### ARTICLE

- - -

Returns in pKernel the handle of the kernel with name name located in library library. If kernel handle is not found, the call returns cudaErrorSymbolNotFound.

See also:

cudaLibraryLoadData, cudaLibraryLoadFromFile, cudaLibraryUnload, cuLibraryGetKernel

__host__cudaError_t cudaLibraryGetKernelCount ( unsigned int* count, cudaLibrary_t lib )
Returns the number of kernels within a library.
- Number of kernels found within the library
- Library to query

Returns in count the number of kernels in lib.

See also:

cudaLibraryEnumerateKernels, cudaLibraryLoadFromFile, cudaLibraryLoadData, cuLibraryGetKernelCount

__host__cudaError_t cudaLibraryGetManaged ( void** dptr, size_t* bytes, cudaLibrary_t library, const char* name )
Returns a pointer to managed memory.
- Returned pointer to the managed memory
- Returned memory size in bytes
- Library to retrieve managed memory from
- Name of managed memory to retrieve

Returns in *dptr and *bytes the base pointer and size of the managed memory with name name for the requested library library. If no managed memory with the requested name name exists, the call returns cudaErrorSymbolNotFound. One of the parameters dptr or bytes (not both) can be NULL in which case it is ignored. Note that managed memory for library library is shared across devices and is registered when the library is loaded. The returned dptr cannot be passed to the Symbol APIs such as cudaMemcpyToSymbol, cudaMemcpyFromSymbol, cudaGetSymbolAddress, or cudaGetSymbolSize.

- - -

### MATERIAL SHOWN
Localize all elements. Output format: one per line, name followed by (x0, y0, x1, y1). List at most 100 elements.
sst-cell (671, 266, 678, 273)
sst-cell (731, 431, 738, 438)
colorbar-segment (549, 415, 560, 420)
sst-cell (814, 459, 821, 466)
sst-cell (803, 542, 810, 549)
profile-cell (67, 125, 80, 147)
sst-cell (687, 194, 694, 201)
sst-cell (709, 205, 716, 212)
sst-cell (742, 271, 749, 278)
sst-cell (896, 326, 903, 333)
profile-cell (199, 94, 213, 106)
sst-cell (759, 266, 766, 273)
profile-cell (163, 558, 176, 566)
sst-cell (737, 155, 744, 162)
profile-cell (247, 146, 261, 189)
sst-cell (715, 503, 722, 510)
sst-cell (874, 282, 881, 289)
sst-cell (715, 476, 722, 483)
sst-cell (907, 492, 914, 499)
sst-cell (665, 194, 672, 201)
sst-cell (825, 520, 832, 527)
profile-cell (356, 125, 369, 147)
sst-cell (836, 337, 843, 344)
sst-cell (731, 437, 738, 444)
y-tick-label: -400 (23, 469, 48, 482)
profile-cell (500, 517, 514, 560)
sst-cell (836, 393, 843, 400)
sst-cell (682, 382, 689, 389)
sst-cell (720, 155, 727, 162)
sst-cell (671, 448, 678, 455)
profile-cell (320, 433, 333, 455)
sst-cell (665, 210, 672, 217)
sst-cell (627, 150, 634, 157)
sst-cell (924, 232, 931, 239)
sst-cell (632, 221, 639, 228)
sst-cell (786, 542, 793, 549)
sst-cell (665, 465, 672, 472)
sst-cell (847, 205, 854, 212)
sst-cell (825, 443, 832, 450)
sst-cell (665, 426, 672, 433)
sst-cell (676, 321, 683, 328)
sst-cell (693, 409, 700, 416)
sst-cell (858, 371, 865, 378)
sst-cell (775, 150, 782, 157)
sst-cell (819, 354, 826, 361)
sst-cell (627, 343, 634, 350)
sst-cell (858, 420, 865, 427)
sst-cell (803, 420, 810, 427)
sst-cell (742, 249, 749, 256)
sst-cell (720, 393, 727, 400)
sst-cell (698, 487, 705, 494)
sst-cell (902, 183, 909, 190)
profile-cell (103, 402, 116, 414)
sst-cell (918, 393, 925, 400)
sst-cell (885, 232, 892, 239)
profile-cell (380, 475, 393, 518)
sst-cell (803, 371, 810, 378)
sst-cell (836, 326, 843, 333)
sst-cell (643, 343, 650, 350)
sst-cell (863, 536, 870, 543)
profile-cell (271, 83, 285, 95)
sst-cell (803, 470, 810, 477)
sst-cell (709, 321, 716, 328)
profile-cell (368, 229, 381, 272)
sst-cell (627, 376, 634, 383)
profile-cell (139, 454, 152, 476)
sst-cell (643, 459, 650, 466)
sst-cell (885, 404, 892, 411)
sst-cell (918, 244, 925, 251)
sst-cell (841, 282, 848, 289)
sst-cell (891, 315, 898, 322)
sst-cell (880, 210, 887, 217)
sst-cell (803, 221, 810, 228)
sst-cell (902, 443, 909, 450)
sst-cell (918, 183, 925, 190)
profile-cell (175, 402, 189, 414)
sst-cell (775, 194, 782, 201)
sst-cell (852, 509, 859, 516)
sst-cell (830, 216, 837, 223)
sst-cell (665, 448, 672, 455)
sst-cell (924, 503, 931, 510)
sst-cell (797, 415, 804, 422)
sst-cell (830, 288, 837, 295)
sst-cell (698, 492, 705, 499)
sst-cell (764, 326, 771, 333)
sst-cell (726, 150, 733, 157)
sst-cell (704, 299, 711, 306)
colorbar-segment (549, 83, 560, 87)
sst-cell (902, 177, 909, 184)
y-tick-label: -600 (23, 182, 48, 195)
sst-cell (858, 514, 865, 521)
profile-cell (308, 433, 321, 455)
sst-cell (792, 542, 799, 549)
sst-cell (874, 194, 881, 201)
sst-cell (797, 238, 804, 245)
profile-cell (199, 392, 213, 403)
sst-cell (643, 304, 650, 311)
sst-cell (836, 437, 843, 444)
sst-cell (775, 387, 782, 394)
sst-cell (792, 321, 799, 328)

- - -

### DIRECTIVE
Please rewrite the paragraph in the CUDA library API text that begins "Returns in *dptr and *bytes" as a short bulleted list that keeps its main facts.

### COMPLETE OUTPUT
- Gives the base pointer (*dptr) and size (*bytes) of the managed memory called name in library.
- Returns cudaErrorSymbolNotFound if no managed memory with that name exists.
- Either dptr or bytes, but not both, may be NULL. A NULL one is ignored.
- The library's managed memory is shared across devices and is registered when the library loads.
- The returned dptr cannot be used with Symbol APIs such as cudaMemcpyToSymbol, cudaMemcpyFromSymbol, cudaGetSymbolAddress, or cudaGetSymbolSize.